Can you output the material exactly as written, minus any pictures it holds?

*****

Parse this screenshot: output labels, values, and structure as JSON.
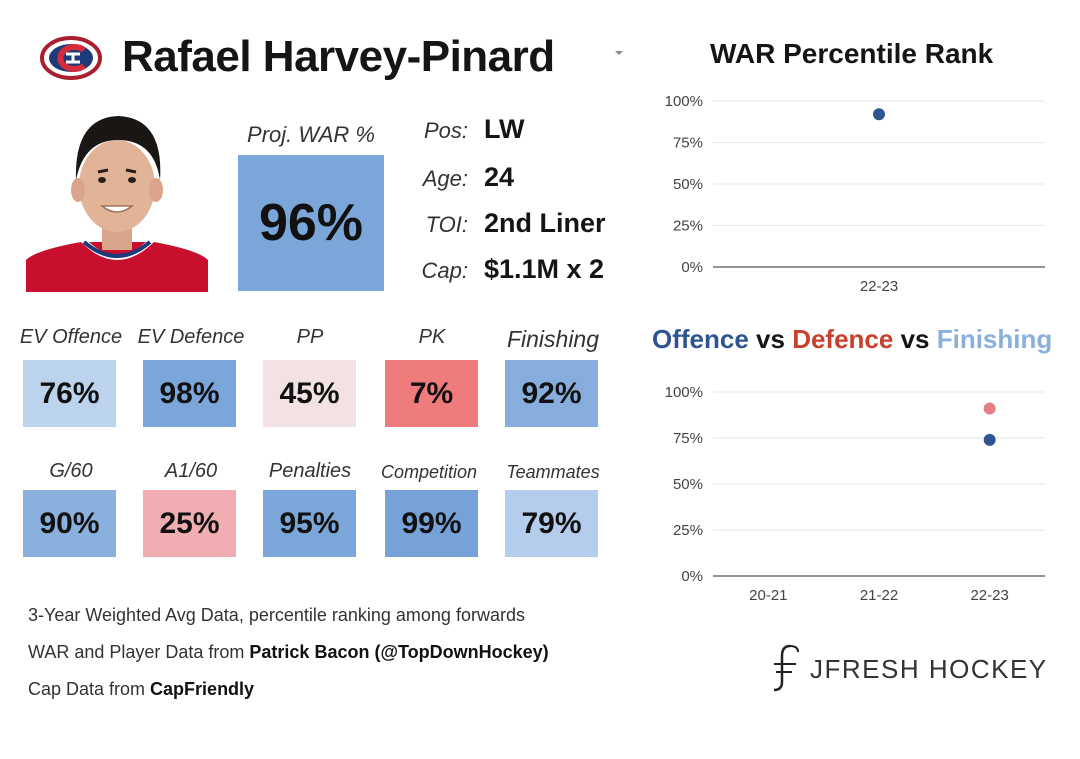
{
  "player": {
    "name": "Rafael Harvey-Pinard",
    "logo": "habs-logo",
    "headshot": "player-headshot"
  },
  "projected_war": {
    "label": "Proj. WAR %",
    "value": "96%",
    "color": "#7ba6da"
  },
  "info": [
    {
      "label": "Pos:",
      "value": "LW"
    },
    {
      "label": "Age:",
      "value": "24"
    },
    {
      "label": "TOI:",
      "value": "2nd Liner"
    },
    {
      "label": "Cap:",
      "value": "$1.1M x 2"
    }
  ],
  "stats_row1": [
    {
      "label": "EV Offence",
      "value": "76%",
      "color": "#bcd3ee"
    },
    {
      "label": "EV Defence",
      "value": "98%",
      "color": "#7ba6da"
    },
    {
      "label": "PP",
      "value": "45%",
      "color": "#f3e2e4"
    },
    {
      "label": "PK",
      "value": "7%",
      "color": "#ef7b7d"
    },
    {
      "label": "Finishing",
      "value": "92%",
      "color": "#86addc"
    }
  ],
  "stats_row2": [
    {
      "label": "G/60",
      "value": "90%",
      "color": "#8ab0de"
    },
    {
      "label": "A1/60",
      "value": "25%",
      "color": "#f1aeb2"
    },
    {
      "label": "Penalties",
      "value": "95%",
      "color": "#7ba6da"
    },
    {
      "label": "Competition",
      "value": "99%",
      "color": "#76a2d8"
    },
    {
      "label": "Teammates",
      "value": "79%",
      "color": "#b4cdec"
    }
  ],
  "notes": {
    "line1": "3-Year Weighted Avg Data, percentile ranking among forwards",
    "line2_prefix": "WAR and Player Data from ",
    "line2_bold": "Patrick Bacon (@TopDownHockey)",
    "line3_prefix": "Cap Data from ",
    "line3_bold": "CapFriendly"
  },
  "brand": {
    "name": "JFRESH HOCKEY"
  },
  "chart_data": [
    {
      "type": "scatter",
      "title": "WAR Percentile Rank",
      "categories": [
        "22-23"
      ],
      "y_ticks": [
        "0%",
        "25%",
        "50%",
        "75%",
        "100%"
      ],
      "ylim": [
        0,
        100
      ],
      "grid": true,
      "series": [
        {
          "color": "#2e5591",
          "values": [
            92
          ]
        }
      ]
    },
    {
      "type": "scatter",
      "title_parts": [
        {
          "text": "Offence",
          "color": "#2e5591"
        },
        {
          "text": " vs ",
          "color": "#151515"
        },
        {
          "text": "Defence",
          "color": "#c8402e"
        },
        {
          "text": " vs ",
          "color": "#151515"
        },
        {
          "text": "Finishing",
          "color": "#8ab0de"
        }
      ],
      "categories": [
        "20-21",
        "21-22",
        "22-23"
      ],
      "y_ticks": [
        "0%",
        "25%",
        "50%",
        "75%",
        "100%"
      ],
      "ylim": [
        0,
        100
      ],
      "grid": true,
      "series": [
        {
          "color": "#e57f86",
          "values": [
            null,
            null,
            91
          ]
        },
        {
          "color": "#2e5591",
          "values": [
            null,
            null,
            74
          ]
        }
      ]
    }
  ]
}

*****

Written answer »
Parse this screenshot: output labels, values, and structure as JSON.
{
  "player": {
    "name": "Rafael Harvey-Pinard",
    "logo": "habs-logo",
    "headshot": "player-headshot"
  },
  "projected_war": {
    "label": "Proj. WAR %",
    "value": "96%",
    "color": "#7ba6da"
  },
  "info": [
    {
      "label": "Pos:",
      "value": "LW"
    },
    {
      "label": "Age:",
      "value": "24"
    },
    {
      "label": "TOI:",
      "value": "2nd Liner"
    },
    {
      "label": "Cap:",
      "value": "$1.1M x 2"
    }
  ],
  "stats_row1": [
    {
      "label": "EV Offence",
      "value": "76%",
      "color": "#bcd3ee"
    },
    {
      "label": "EV Defence",
      "value": "98%",
      "color": "#7ba6da"
    },
    {
      "label": "PP",
      "value": "45%",
      "color": "#f3e2e4"
    },
    {
      "label": "PK",
      "value": "7%",
      "color": "#ef7b7d"
    },
    {
      "label": "Finishing",
      "value": "92%",
      "color": "#86addc"
    }
  ],
  "stats_row2": [
    {
      "label": "G/60",
      "value": "90%",
      "color": "#8ab0de"
    },
    {
      "label": "A1/60",
      "value": "25%",
      "color": "#f1aeb2"
    },
    {
      "label": "Penalties",
      "value": "95%",
      "color": "#7ba6da"
    },
    {
      "label": "Competition",
      "value": "99%",
      "color": "#76a2d8"
    },
    {
      "label": "Teammates",
      "value": "79%",
      "color": "#b4cdec"
    }
  ],
  "notes": {
    "line1": "3-Year Weighted Avg Data, percentile ranking among forwards",
    "line2_prefix": "WAR and Player Data from ",
    "line2_bold": "Patrick Bacon (@TopDownHockey)",
    "line3_prefix": "Cap Data from ",
    "line3_bold": "CapFriendly"
  },
  "brand": {
    "name": "JFRESH HOCKEY"
  },
  "chart_data": [
    {
      "type": "scatter",
      "title": "WAR Percentile Rank",
      "categories": [
        "22-23"
      ],
      "y_ticks": [
        "0%",
        "25%",
        "50%",
        "75%",
        "100%"
      ],
      "ylim": [
        0,
        100
      ],
      "grid": true,
      "series": [
        {
          "color": "#2e5591",
          "values": [
            92
          ]
        }
      ]
    },
    {
      "type": "scatter",
      "title_parts": [
        {
          "text": "Offence",
          "color": "#2e5591"
        },
        {
          "text": " vs ",
          "color": "#151515"
        },
        {
          "text": "Defence",
          "color": "#c8402e"
        },
        {
          "text": " vs ",
          "color": "#151515"
        },
        {
          "text": "Finishing",
          "color": "#8ab0de"
        }
      ],
      "categories": [
        "20-21",
        "21-22",
        "22-23"
      ],
      "y_ticks": [
        "0%",
        "25%",
        "50%",
        "75%",
        "100%"
      ],
      "ylim": [
        0,
        100
      ],
      "grid": true,
      "series": [
        {
          "color": "#e57f86",
          "values": [
            null,
            null,
            91
          ]
        },
        {
          "color": "#2e5591",
          "values": [
            null,
            null,
            74
          ]
        }
      ]
    }
  ]
}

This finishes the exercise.